[Görev listesi]:
1. Ankara Gar saldırısı davasına ilişkin haberde "Ankara 4. Ağır" ile başlayıp "talebini kabul etti." ile biten bölümü hiçbir değişiklik yapmadan yazın.
2. Ankara Gar saldırısı davası haberindeki "Hakkında dava açılan 26 sanıktan 10'u hakkında karar çıkması bekleniyordu." cümlesini İngilizceye çevirin.
3. Ankara Gar saldırısı davasına ilişkin haberi kaldığı yerden sürdürün.

[Sayfa]:
⟨

Yine karar çıkmadı: 10 Ekim Ankara Gar saldırısı davası 1 Temmuz'a ertelendi

Abone ol

IŞİD’in 10 Ekim 2015 tarihinde gerçekleştirdiği 10 Ekim Ankara Tren Garı Katliamı davası 1 Temmuz'a ertelendi.

10 Ekim 2015 tarihinde Ankara Tren Garı Meydanı'nda terör örgütü IŞİD tarafından düzenlenen, üç saniye arayla gerçekleşen iki intihar saldırısında 103 kişi hayatını kaybetmişti. Hakkında dava açılan 26 sanıktan 10'u hakkında karar çıkması bekleniyordu. Davada IŞİD üyesi olduğu tahmin edilen 16 kişi ise halen firari durumda. Anayasa Mahkemesi, kamu görevlilerinin ihmali olduğuna ilişkin yapılan bireysel başvuruyu ise geçtiğimiz aylarda reddetmişti.

Ankara 4. Ağır Ceza Mahkemesi'ndeki duruşmada, tutuklu sanıklarla bulundukları cezaevinden video konferans yöntemiyle bağlantı kurulurken taraf avukatları salonda hazır bulundu. Bazı siyasi parti ve sendika temsilcilerinin de takip ettiği duruşmada Türkiye Barolar Birliği (TBB) Başkanı Erinç Sağkan söz alarak dosyaya TBB olarak katılma talebinde bulundu. Mahkeme, TBB’nin talebini kabul etti.

Yargılamanın başladığını ifade eden Mahkeme Başkanı, söz isteyen ailelere salonda hoparlör olmamasını gerekçe göstererek mümkün olmadığını söyledi. Tüm duruşmaları takip ettiklerini ifade eden aileler, söz almak için mahkemeden ricacı oldu. Ardından Başkan, mikrofon temin edilmesi için duruşmaya 15 dakika ara verdi. Mikrofonun temin edilmesinin ardından mahkeme başkanı olayda hayatını kaybeden Uygar Coşgun’un annesi Nuray Coşgun’a söz verdi.

“BU HAYATTA NE İSTERSİNİZ?’ DİYE SORSALAR ‘BİR KERE DAHA EVLADIMA SARILMAK İSTERİM”

⟩

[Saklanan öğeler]
⟨

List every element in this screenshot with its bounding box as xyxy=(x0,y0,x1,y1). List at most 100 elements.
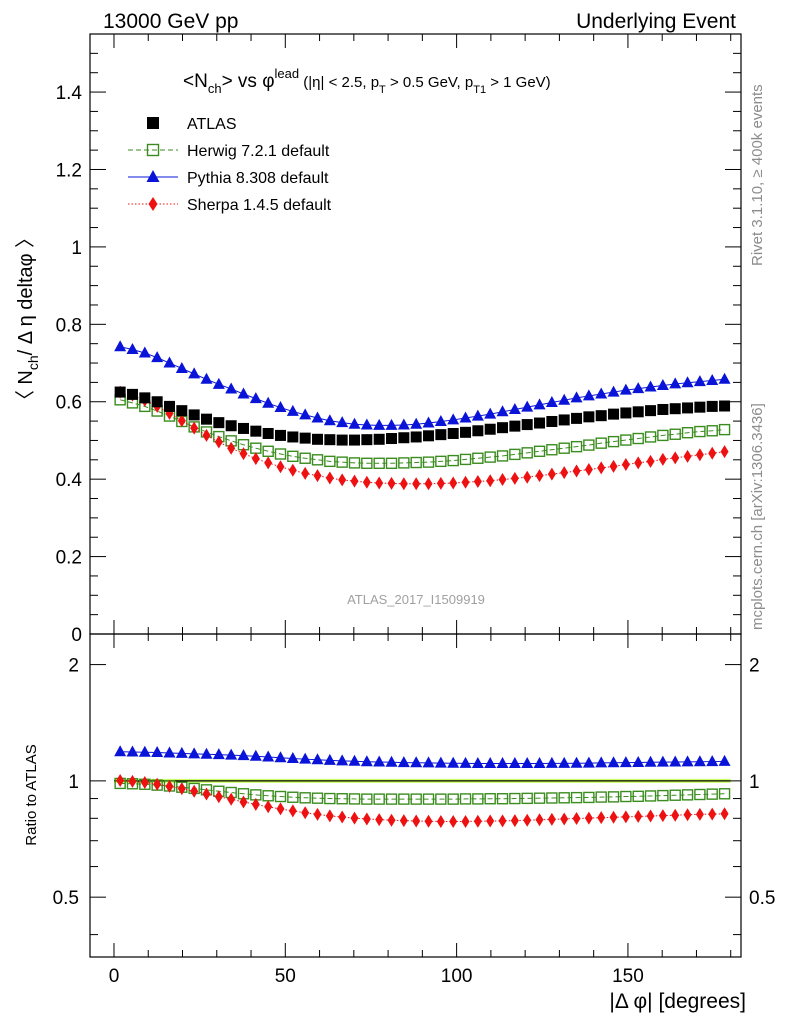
atlas-main-point xyxy=(237,422,249,434)
herwig-main-point xyxy=(299,452,311,464)
pythia-ratio-point xyxy=(138,745,151,757)
sherpa-main-point xyxy=(264,456,273,470)
pythia-ratio-point xyxy=(434,756,447,768)
atlas-main-point xyxy=(682,402,694,414)
atlas-main-point xyxy=(324,434,336,446)
sherpa-main-point xyxy=(708,446,717,460)
sherpa-main-point xyxy=(412,477,421,491)
sherpa-ratio-point xyxy=(498,814,507,828)
herwig-main-point xyxy=(459,453,472,466)
sherpa-ratio-point xyxy=(239,795,248,809)
herwig-ratio-point xyxy=(681,789,694,801)
title-cut-1-sub: T1 xyxy=(473,84,486,96)
sherpa-ratio-point xyxy=(473,814,482,828)
herwig-main-point xyxy=(422,456,435,468)
pythia-ratio-point xyxy=(336,754,349,766)
herwig-ratio-point xyxy=(583,791,595,804)
pythia-main-point xyxy=(274,401,287,413)
pythia-ratio-point xyxy=(249,749,262,761)
sherpa-main-point xyxy=(473,474,482,488)
pythia-ratio-point xyxy=(385,755,398,767)
sherpa-ratio-point xyxy=(264,800,273,814)
herwig-ratio-point xyxy=(299,792,311,804)
x-axis-label: |Δ φ| [degrees] xyxy=(609,990,746,1013)
legend-marker-pythia xyxy=(146,170,160,182)
pythia-ratio-point xyxy=(126,745,139,757)
atlas-main-point xyxy=(472,425,484,437)
pythia-ratio-point xyxy=(200,747,213,759)
herwig-ratio-point xyxy=(694,788,706,801)
herwig-main-point xyxy=(620,434,632,446)
main-series-group xyxy=(114,340,731,491)
pythia-main-point xyxy=(471,409,484,421)
atlas-main-point xyxy=(558,414,570,426)
sherpa-main-point xyxy=(227,441,236,455)
atlas-main-point xyxy=(299,432,311,444)
pythia-main-point xyxy=(262,396,275,408)
sherpa-ratio-point xyxy=(227,792,236,806)
pythia-ratio-point xyxy=(681,755,694,767)
ylabel-sub: ch xyxy=(25,355,41,370)
sherpa-ratio-point xyxy=(202,787,211,801)
sherpa-main-point xyxy=(387,476,396,490)
atlas-main-point xyxy=(608,408,620,420)
herwig-main-point xyxy=(657,429,669,442)
header-left: 13000 GeV pp xyxy=(103,10,238,33)
herwig-ratio-point xyxy=(546,792,558,804)
pythia-ratio-point xyxy=(570,756,583,768)
pythia-ratio-point xyxy=(656,755,669,767)
herwig-main-point xyxy=(595,437,607,449)
herwig-main-point xyxy=(484,451,496,463)
pythia-main-point xyxy=(114,340,127,352)
herwig-ratio-point xyxy=(274,790,287,803)
herwig-main-point xyxy=(410,456,422,469)
herwig-main-point xyxy=(472,452,484,464)
pythia-ratio-point xyxy=(286,751,299,763)
atlas-main-point xyxy=(546,415,558,427)
herwig-ratio-point xyxy=(472,793,484,805)
herwig-ratio-point xyxy=(373,793,385,805)
herwig-ratio-point xyxy=(324,792,336,805)
sherpa-ratio-point xyxy=(375,813,384,827)
herwig-ratio-point xyxy=(570,791,583,804)
legend-marker-atlas xyxy=(147,117,159,129)
herwig-main-point xyxy=(348,457,361,469)
pythia-main-point xyxy=(410,417,423,429)
pythia-main-point xyxy=(163,356,176,368)
atlas-main-point xyxy=(213,417,225,429)
sherpa-main-point xyxy=(671,451,680,465)
pythia-main-point xyxy=(188,367,201,379)
sherpa-ratio-point xyxy=(140,776,149,790)
sherpa-main-point xyxy=(609,459,618,473)
ratio-y-tick-label-right: 2 xyxy=(749,656,760,677)
pythia-main-point xyxy=(656,378,669,390)
pythia-ratio-point xyxy=(558,756,571,768)
legend-label-herwig: Herwig 7.2.1 default xyxy=(187,143,330,160)
sherpa-main-point xyxy=(523,470,532,484)
sherpa-main-point xyxy=(634,456,643,470)
herwig-main-point xyxy=(496,450,509,462)
legend-label-atlas: ATLAS xyxy=(187,116,237,133)
sherpa-main-point xyxy=(449,476,458,490)
atlas-main-point xyxy=(484,423,496,435)
pythia-ratio-point xyxy=(397,756,410,768)
pythia-ratio-point xyxy=(582,756,595,768)
sherpa-main-point xyxy=(350,474,359,488)
sherpa-main-point xyxy=(597,461,606,475)
sherpa-main-point xyxy=(239,447,248,461)
x-tick-label: 0 xyxy=(109,966,120,987)
atlas-main-point xyxy=(349,434,361,446)
legend-marker-herwig xyxy=(146,143,160,157)
herwig-main-point xyxy=(607,435,620,448)
pythia-main-point xyxy=(706,373,719,385)
herwig-main-point xyxy=(324,455,336,468)
pythia-main-point xyxy=(558,393,571,405)
ratio-y-tick-label: 0.5 xyxy=(53,888,79,909)
sherpa-ratio-point xyxy=(609,810,618,824)
sherpa-ratio-point xyxy=(560,812,569,826)
herwig-main-point xyxy=(274,448,287,460)
sherpa-ratio-point xyxy=(214,790,223,804)
main-y-tick-label: 0.4 xyxy=(56,470,83,491)
pythia-main-point xyxy=(311,411,324,423)
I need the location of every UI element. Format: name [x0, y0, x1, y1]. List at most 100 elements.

⟩

[Görevlere göre yanıtlar]:
1.
Ankara 4. Ağır Ceza Mahkemesi'ndeki duruşmada, tutuklu sanıklarla bulundukları cezaevinden video konferans yöntemiyle bağlantı kurulurken taraf avukatları salonda hazır bulundu. Bazı siyasi parti ve sendika temsilcilerinin de takip ettiği duruşmada Türkiye Barolar Birliği (TBB) Başkanı Erinç Sağkan söz alarak dosyaya TBB olarak katılma talebinde bulundu. Mahkeme, TBB’nin talebini kabul etti.

2. A verdict was expected for 10 of the 26 defendants against whom a case had been filed.

3.
Oğlunun hayatını kaybetmesinin ardından zor zamanlar geçirdiğini ifade eden Coşgun, “Benim torunum babasını 2 buçuk yaşında kaybetti. Mezarlığa gittiğimizde, ‘burası babamın evi’ diyor. Bana ‘bu hayatta ne istersiniz?’ diye sorsalar ‘bir kere daha evladıma sarılmak isterim, bir kere’. Biz adalet istiyoruz, gerçek adalet istiyoruz” diye konuştu.

Hayatını kaybeden Güney Doğan’ın annesi Derman Doğan da oğlunun Ankara’ya barış için geldiğini ifade etti. Oğlunun katledildiğini söyleyen Doğan, mahkemeden adalet istediğini belirtti. Avukat Nuray Özdoğan ise “Bu katliam eli değmiş kim varsa hepsinden şikayetçiyiz, hiç kimsenin kanı yerde kalmayacak” ifadelerine yer verdi.

Maktul ailelerinin ifadelerinin ardından duruşma 1 Temmuz’da devam etmek üzere ertelendi.

10 EKİM 2015'TE NE OLDU?

1 Kasım seçimlerine kısa süre kala Devrimci İşçi Sendikaları Konfederasyonu (DİSK), Kamu Emekçileri Sendikaları Konfederasyonu (KESK), Türk Mühendis ve Mimar Odaları Birliği (TMMOB) ve Türk Tabipleri Birliği (TTB) çağrısıyla 10 Ekim 2015 Cumartesi günü Ankara'da Emek, Barış ve Demokrasi Mitingi'nin düzenlenmesi planlandı.

Bu miting için başka sivil toplum kuruluşları da katılım çağrısı yaparken, aralarında Tarık Akan, Rutkay Aziz ve Bilgesu Erenus'un da bulunduğu sanatçılar da destek verdiklerini açıkladı. Mitinge ayrıca Emekçi Hareket Partisi (EHP), Yeşiller ve Sol Gelecek Partisi, Halkların Demokratik Partisi (HDP), Sosyalist Yeniden Kuruluş Partisi (SYKP), Emek Partisi (EMEP), Alevi Bektaşi Federasyonu, Pir Sultan Abdal Kültür Derneği, Hacı Bektaş Kültür Vakfı, Türkiye İnsan Hakları Vakfı (TİHV), İnsan Hakları Derneği (İHD), Halkevleri ve Haziran Hareketi de katılacağını açıkladı.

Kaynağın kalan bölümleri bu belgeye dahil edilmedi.